--- Begin Exercise input ---

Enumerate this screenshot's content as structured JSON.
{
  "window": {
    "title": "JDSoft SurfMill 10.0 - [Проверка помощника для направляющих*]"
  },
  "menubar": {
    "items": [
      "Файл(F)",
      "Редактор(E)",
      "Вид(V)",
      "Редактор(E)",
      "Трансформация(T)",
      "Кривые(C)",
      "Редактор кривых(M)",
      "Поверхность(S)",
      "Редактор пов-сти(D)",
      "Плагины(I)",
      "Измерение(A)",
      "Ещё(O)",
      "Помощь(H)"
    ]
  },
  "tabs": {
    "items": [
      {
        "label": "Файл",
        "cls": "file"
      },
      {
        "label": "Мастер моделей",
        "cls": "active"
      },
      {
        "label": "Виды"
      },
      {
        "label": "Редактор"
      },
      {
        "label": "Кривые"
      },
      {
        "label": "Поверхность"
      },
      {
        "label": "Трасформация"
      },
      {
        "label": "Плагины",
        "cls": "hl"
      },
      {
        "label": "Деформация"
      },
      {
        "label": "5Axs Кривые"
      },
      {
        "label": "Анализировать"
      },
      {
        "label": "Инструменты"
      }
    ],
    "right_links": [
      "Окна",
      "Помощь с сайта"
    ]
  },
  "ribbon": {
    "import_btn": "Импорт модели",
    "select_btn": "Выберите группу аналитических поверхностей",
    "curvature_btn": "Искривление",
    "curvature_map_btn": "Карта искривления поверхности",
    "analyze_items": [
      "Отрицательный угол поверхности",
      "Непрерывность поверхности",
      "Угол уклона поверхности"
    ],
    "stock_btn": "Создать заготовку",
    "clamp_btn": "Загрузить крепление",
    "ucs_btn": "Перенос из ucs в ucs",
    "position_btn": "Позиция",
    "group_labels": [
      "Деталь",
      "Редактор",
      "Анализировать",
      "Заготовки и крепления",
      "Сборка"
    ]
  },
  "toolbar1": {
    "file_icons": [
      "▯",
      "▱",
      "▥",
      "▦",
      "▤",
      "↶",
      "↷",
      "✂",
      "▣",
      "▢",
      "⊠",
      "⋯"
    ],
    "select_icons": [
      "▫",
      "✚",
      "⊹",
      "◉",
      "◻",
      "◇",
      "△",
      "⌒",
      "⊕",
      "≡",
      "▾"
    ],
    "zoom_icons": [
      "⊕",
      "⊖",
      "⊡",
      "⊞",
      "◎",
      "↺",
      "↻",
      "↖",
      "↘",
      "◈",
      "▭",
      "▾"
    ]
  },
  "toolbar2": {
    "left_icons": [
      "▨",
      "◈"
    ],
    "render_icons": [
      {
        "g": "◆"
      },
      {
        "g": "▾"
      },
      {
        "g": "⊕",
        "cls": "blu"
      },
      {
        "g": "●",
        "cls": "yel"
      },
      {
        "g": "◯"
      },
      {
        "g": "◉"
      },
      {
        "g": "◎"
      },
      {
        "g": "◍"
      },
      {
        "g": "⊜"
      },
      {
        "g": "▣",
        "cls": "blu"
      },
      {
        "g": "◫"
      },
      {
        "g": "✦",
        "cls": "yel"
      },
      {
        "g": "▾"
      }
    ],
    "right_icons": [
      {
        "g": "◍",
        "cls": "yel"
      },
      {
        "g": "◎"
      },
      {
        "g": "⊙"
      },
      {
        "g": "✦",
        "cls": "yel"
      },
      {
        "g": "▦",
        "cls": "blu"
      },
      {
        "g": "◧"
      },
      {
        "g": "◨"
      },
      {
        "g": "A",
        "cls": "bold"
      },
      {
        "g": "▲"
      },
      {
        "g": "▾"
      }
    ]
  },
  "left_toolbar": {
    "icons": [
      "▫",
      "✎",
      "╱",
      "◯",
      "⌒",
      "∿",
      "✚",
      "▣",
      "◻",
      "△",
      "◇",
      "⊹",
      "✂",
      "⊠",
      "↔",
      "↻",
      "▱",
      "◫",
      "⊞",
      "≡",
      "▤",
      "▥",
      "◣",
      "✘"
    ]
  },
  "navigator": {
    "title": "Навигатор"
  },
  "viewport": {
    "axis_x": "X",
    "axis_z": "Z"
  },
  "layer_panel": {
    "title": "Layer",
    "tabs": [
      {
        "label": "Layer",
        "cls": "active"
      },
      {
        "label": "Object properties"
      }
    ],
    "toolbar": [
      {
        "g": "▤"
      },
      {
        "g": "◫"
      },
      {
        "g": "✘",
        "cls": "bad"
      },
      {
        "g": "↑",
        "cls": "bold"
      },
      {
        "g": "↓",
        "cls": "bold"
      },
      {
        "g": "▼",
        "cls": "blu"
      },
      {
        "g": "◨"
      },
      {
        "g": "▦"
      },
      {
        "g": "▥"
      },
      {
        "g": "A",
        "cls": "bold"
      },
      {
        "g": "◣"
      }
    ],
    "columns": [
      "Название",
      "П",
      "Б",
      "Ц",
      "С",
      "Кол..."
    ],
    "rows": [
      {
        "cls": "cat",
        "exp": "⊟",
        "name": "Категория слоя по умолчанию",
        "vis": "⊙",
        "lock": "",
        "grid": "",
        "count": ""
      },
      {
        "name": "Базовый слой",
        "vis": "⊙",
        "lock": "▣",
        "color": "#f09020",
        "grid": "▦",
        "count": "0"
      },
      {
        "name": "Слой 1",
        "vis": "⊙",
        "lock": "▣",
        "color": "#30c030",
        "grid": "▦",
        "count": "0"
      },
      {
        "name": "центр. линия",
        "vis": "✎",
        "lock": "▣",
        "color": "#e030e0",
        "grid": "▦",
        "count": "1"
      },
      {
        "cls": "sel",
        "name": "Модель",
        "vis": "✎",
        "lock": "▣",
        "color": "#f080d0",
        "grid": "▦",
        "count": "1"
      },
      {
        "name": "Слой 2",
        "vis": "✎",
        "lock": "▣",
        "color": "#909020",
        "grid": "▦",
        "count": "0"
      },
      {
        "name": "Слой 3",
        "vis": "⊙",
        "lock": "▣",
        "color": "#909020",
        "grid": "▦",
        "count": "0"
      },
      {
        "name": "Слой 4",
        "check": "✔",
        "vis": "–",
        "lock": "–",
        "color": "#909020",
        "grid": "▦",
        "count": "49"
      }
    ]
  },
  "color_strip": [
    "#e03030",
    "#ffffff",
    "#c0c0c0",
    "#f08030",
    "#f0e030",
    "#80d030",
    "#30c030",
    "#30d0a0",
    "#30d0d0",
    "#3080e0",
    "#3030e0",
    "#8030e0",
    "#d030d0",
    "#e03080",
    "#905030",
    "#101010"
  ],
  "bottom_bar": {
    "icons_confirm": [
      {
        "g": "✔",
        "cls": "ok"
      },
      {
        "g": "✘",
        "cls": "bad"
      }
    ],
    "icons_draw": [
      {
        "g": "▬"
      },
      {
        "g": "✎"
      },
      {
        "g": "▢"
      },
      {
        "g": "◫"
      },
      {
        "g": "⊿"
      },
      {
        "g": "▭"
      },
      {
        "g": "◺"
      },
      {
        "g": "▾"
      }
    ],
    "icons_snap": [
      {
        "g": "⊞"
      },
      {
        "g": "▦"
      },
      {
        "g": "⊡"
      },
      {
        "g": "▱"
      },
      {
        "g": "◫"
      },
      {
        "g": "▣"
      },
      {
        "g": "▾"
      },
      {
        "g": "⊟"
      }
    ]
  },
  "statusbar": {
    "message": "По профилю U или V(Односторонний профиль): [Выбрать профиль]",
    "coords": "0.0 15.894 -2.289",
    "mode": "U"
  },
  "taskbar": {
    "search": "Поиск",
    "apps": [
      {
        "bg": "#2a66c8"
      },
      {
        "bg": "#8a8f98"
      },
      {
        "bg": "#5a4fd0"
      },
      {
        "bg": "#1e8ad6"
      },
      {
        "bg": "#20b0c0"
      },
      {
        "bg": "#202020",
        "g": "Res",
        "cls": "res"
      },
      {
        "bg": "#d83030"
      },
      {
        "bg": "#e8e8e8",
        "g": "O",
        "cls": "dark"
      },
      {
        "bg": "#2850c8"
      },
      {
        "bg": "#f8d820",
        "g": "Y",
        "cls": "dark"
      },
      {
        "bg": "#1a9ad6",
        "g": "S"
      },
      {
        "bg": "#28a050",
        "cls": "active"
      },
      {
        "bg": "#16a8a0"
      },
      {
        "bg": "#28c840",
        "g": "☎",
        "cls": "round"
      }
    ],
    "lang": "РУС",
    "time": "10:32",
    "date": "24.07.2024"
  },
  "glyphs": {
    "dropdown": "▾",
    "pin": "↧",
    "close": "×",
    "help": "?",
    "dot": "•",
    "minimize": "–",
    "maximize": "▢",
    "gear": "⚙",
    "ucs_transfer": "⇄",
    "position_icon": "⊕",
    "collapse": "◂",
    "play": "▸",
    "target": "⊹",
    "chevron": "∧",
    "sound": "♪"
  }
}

--- End Exercise input ---

Problem: Choose all lines containing the string "поверхности" and copy them out.

Exercise response:
    "curvature_map_btn": "Карта искривления поверхности",
      "Отрицательный угол поверхности",
      "Непрерывность поверхности",
      "Угол уклона поверхности"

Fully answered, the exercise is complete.